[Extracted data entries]
(begin)

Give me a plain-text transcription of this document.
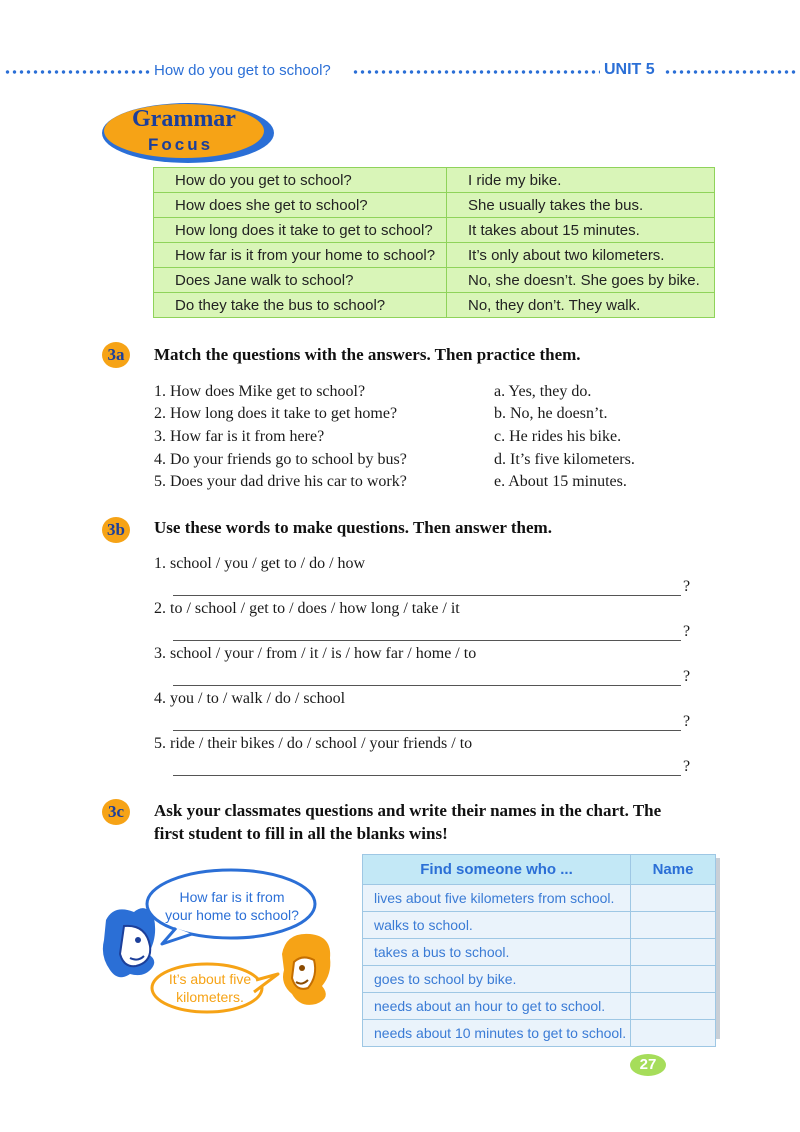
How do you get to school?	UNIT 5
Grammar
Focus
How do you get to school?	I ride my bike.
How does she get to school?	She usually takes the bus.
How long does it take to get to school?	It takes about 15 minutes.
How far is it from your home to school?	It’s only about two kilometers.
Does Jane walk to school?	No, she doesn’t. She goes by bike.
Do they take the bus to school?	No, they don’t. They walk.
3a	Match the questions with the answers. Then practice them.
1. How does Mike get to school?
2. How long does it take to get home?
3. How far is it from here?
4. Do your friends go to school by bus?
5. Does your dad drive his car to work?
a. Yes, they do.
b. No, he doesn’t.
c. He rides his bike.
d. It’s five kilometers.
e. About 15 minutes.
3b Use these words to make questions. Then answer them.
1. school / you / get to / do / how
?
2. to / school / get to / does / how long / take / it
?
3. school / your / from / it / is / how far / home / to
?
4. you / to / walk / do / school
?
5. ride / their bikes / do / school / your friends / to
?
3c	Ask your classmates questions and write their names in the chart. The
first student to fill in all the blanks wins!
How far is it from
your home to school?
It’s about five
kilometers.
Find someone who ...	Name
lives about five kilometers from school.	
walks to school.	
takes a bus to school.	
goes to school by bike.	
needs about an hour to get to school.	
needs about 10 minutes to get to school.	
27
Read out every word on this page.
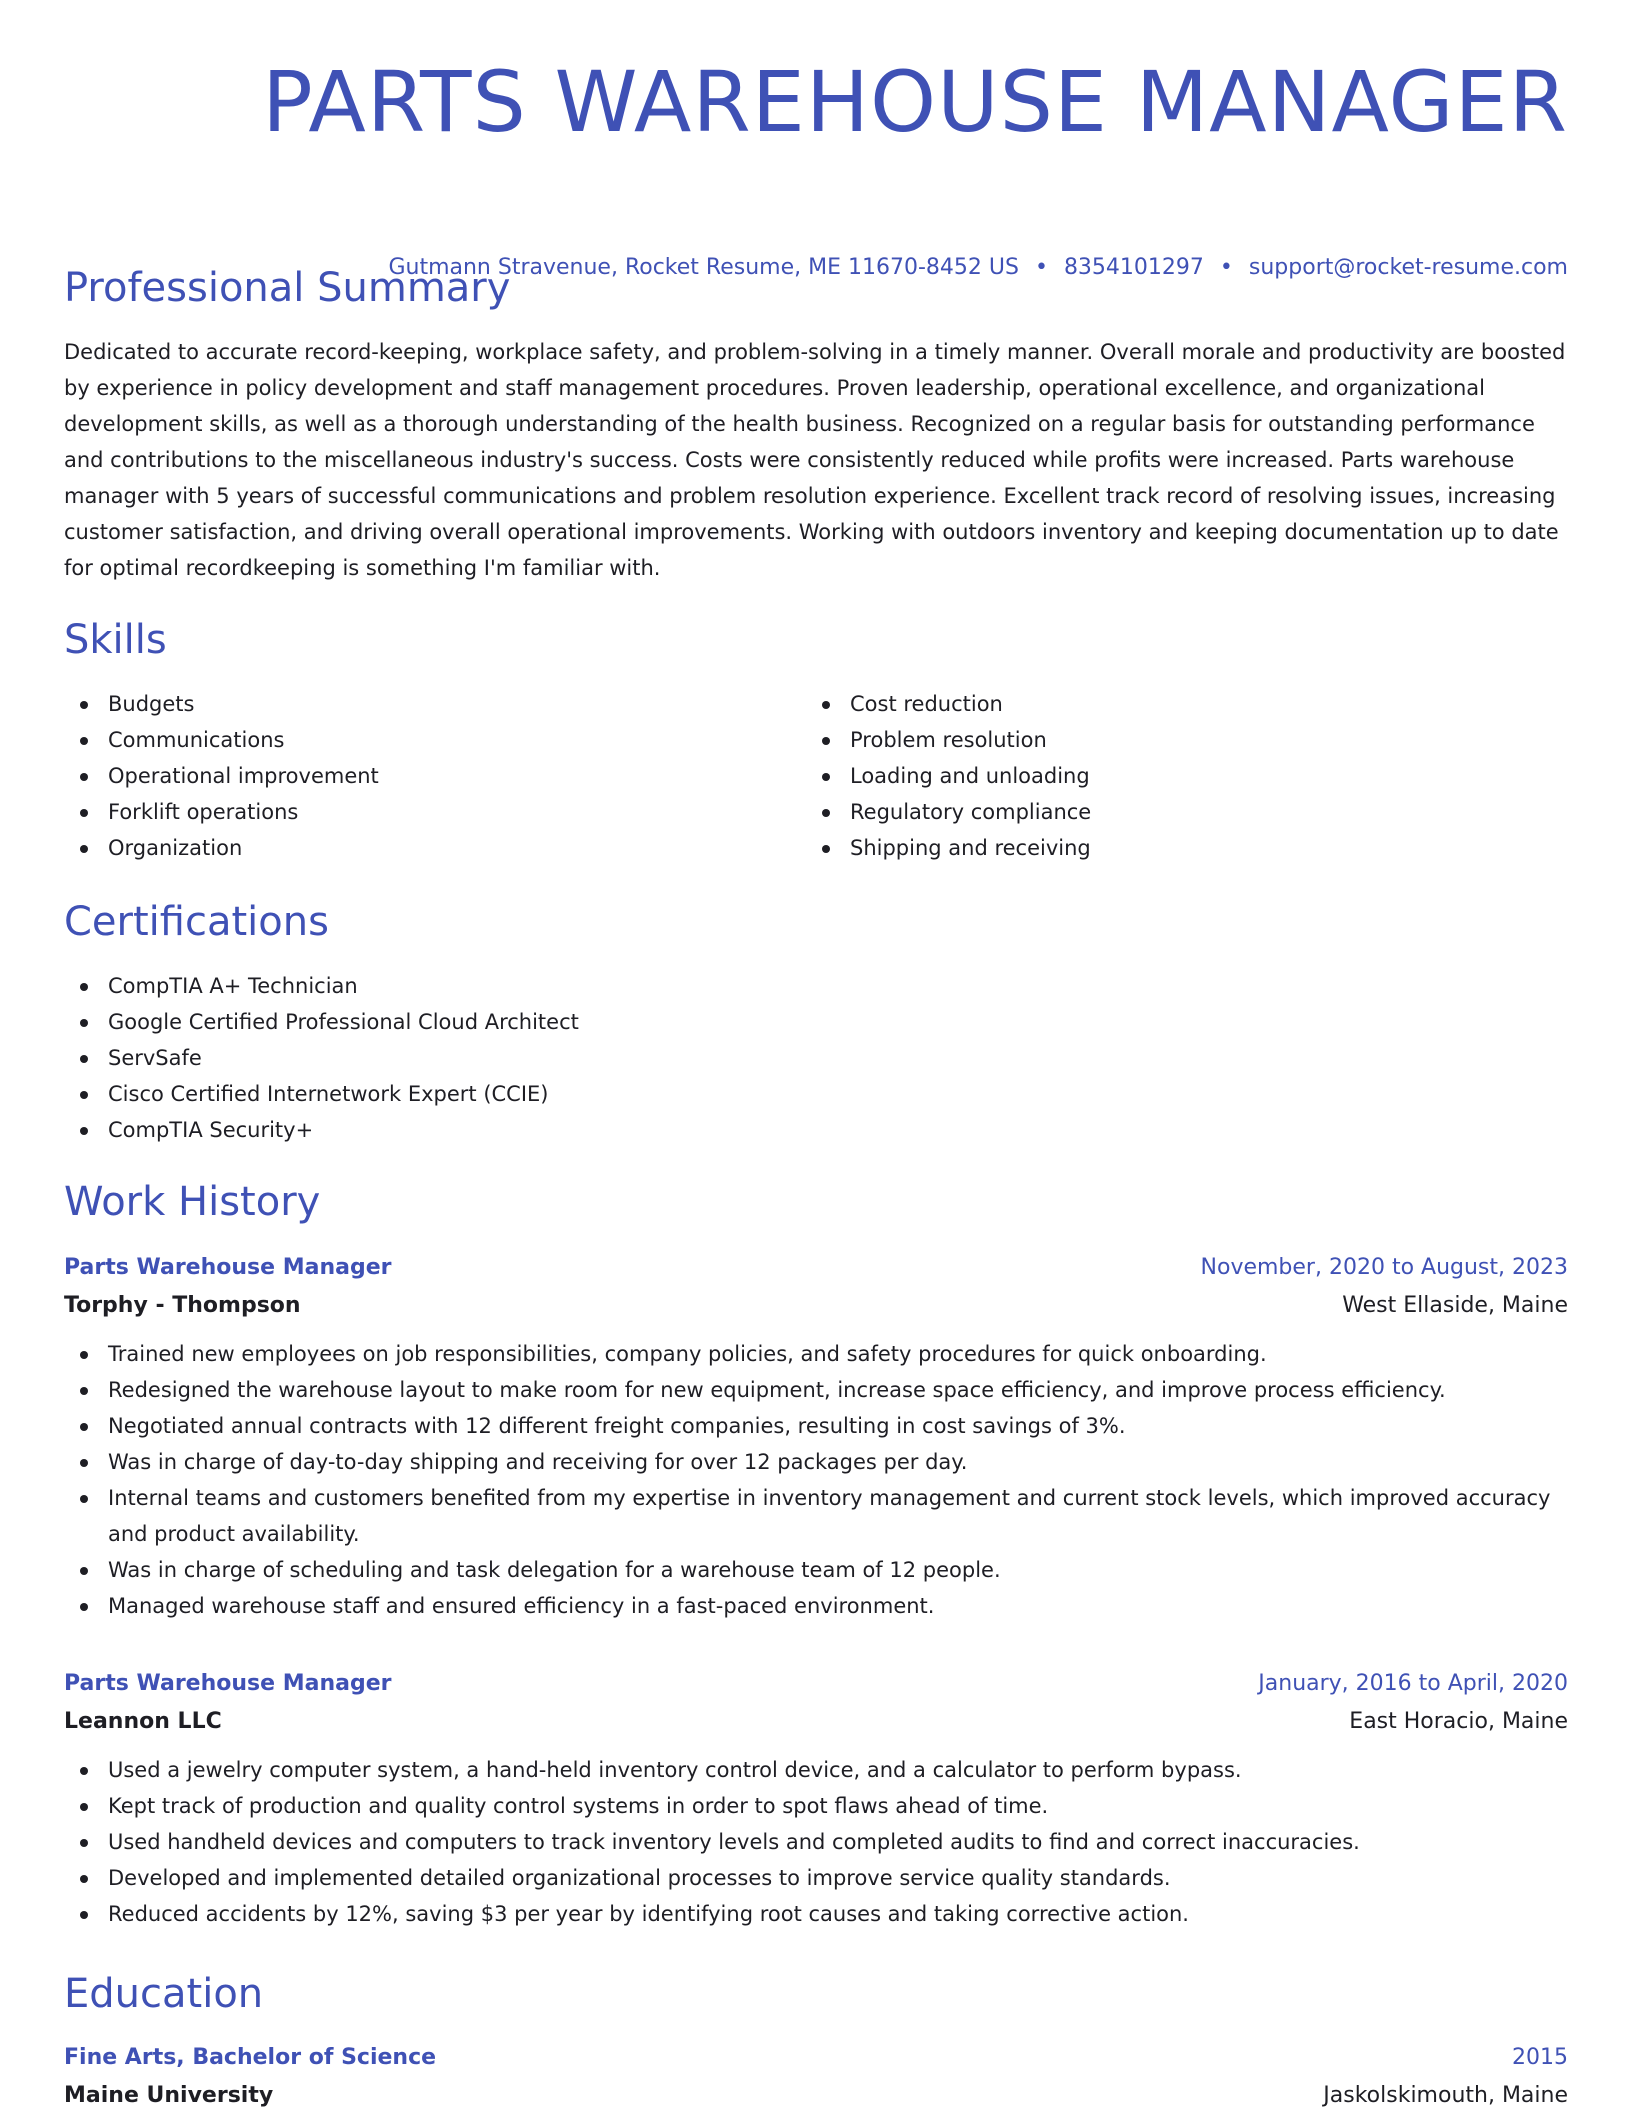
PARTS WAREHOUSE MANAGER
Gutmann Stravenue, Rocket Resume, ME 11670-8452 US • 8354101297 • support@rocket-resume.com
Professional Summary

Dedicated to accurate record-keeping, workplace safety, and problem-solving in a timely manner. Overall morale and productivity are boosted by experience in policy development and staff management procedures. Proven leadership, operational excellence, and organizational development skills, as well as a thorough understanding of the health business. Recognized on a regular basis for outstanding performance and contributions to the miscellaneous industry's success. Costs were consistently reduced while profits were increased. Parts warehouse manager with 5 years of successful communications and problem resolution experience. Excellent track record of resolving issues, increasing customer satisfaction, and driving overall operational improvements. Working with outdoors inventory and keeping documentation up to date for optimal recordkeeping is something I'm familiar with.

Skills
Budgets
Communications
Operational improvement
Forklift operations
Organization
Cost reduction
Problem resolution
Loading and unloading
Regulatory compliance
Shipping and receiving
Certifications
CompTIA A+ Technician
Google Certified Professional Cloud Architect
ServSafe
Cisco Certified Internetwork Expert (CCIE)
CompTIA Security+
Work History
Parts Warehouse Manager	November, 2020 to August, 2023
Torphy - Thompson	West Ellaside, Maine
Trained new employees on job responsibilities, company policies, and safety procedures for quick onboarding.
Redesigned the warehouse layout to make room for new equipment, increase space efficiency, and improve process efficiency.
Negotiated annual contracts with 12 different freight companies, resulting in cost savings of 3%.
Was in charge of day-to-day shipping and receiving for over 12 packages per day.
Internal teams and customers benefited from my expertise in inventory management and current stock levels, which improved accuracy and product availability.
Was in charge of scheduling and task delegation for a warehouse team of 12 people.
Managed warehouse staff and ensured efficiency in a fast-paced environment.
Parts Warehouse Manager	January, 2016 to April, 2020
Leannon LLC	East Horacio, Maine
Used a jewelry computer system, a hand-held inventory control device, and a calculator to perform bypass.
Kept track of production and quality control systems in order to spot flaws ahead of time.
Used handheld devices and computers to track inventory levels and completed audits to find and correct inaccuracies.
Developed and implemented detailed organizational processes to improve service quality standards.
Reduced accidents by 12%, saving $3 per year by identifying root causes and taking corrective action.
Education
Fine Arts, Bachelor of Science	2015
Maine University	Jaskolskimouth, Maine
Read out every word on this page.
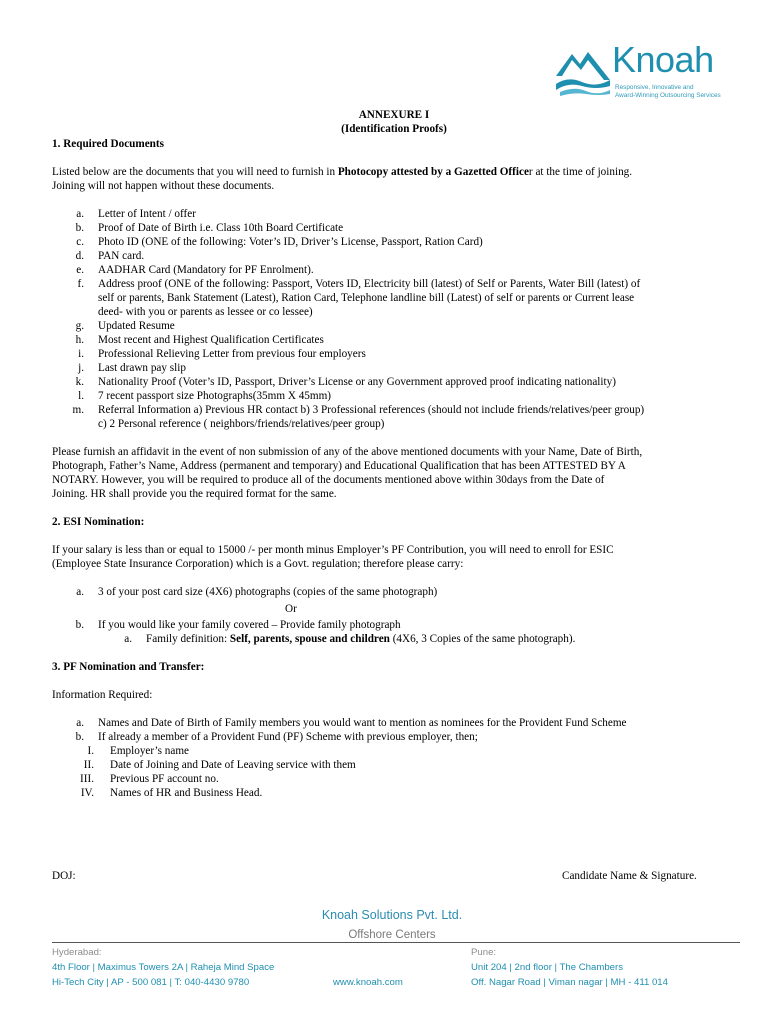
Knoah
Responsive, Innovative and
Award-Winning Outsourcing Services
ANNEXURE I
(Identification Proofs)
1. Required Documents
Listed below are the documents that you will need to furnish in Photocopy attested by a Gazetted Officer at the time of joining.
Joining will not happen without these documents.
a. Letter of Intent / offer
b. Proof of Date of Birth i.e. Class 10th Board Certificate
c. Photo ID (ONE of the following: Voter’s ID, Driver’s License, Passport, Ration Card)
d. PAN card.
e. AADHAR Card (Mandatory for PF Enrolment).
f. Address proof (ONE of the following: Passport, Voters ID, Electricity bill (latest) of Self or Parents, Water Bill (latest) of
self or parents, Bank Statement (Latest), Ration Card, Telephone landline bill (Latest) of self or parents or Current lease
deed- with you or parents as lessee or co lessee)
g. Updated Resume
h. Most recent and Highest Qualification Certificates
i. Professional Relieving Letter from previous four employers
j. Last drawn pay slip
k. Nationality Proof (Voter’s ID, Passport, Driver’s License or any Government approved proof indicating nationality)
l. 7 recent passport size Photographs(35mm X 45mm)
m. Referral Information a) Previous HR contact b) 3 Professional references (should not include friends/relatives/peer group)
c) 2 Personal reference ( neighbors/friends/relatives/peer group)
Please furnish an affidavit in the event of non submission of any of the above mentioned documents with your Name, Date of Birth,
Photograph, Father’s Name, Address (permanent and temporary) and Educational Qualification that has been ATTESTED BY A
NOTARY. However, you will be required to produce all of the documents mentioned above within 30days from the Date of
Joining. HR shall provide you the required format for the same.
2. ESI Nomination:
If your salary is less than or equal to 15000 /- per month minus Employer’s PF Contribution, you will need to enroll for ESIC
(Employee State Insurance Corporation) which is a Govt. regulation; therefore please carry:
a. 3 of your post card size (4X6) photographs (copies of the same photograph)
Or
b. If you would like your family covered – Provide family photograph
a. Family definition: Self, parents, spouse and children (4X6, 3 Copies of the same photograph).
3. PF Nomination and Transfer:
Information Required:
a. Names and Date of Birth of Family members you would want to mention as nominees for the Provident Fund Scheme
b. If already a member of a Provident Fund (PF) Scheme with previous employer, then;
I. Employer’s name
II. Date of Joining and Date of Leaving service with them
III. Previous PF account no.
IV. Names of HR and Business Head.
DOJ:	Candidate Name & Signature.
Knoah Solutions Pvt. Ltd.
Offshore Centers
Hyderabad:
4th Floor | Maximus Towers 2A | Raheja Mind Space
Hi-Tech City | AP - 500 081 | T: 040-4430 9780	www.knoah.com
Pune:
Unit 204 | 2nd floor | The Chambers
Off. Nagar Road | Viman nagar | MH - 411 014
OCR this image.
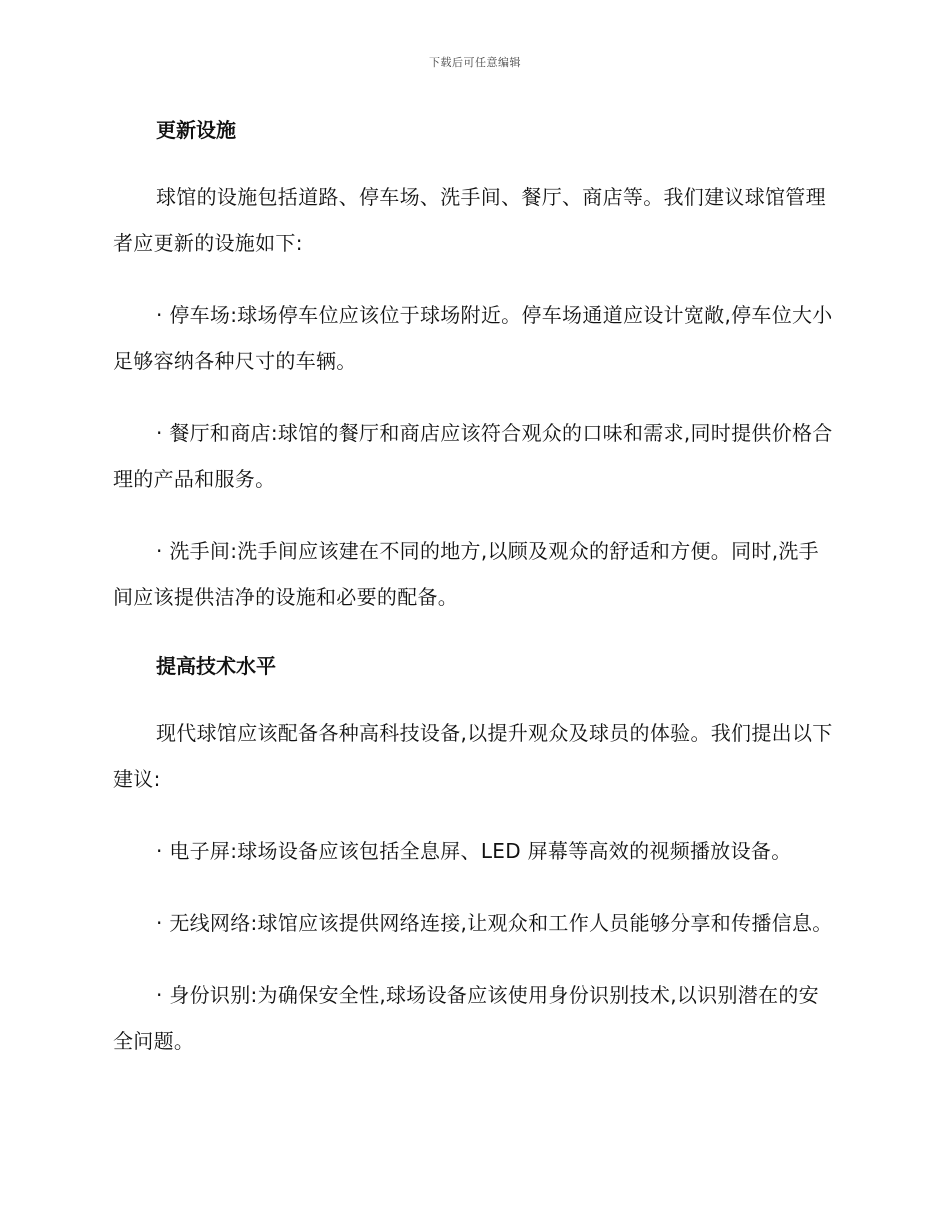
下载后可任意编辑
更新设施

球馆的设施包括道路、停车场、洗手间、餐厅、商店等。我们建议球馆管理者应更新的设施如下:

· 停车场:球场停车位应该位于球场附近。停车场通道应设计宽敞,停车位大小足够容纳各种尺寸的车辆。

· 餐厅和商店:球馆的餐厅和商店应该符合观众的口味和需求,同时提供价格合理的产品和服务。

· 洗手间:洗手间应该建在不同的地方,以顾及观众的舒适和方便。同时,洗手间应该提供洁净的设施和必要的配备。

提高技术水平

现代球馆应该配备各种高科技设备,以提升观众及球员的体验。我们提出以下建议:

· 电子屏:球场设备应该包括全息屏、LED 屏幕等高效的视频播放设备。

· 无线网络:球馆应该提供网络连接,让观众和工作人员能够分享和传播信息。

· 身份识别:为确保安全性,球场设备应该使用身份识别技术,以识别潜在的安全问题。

(end)

## Stated problem:
Pictures stay out; retype only the lines from the line containing "OCR this image." through the end of the listing, inclusive, exactly as they appear.

## Problem solution:
OCR this image.
下载后可任意编辑
更新设施

球馆的设施包括道路、停车场、洗手间、餐厅、商店等。我们建议球馆管理者应更新的设施如下:

· 停车场:球场停车位应该位于球场附近。停车场通道应设计宽敞,停车位大小足够容纳各种尺寸的车辆。

· 餐厅和商店:球馆的餐厅和商店应该符合观众的口味和需求,同时提供价格合理的产品和服务。

· 洗手间:洗手间应该建在不同的地方,以顾及观众的舒适和方便。同时,洗手间应该提供洁净的设施和必要的配备。

提高技术水平

现代球馆应该配备各种高科技设备,以提升观众及球员的体验。我们提出以下建议:

· 电子屏:球场设备应该包括全息屏、LED 屏幕等高效的视频播放设备。

· 无线网络:球馆应该提供网络连接,让观众和工作人员能够分享和传播信息。

· 身份识别:为确保安全性,球场设备应该使用身份识别技术,以识别潜在的安全问题。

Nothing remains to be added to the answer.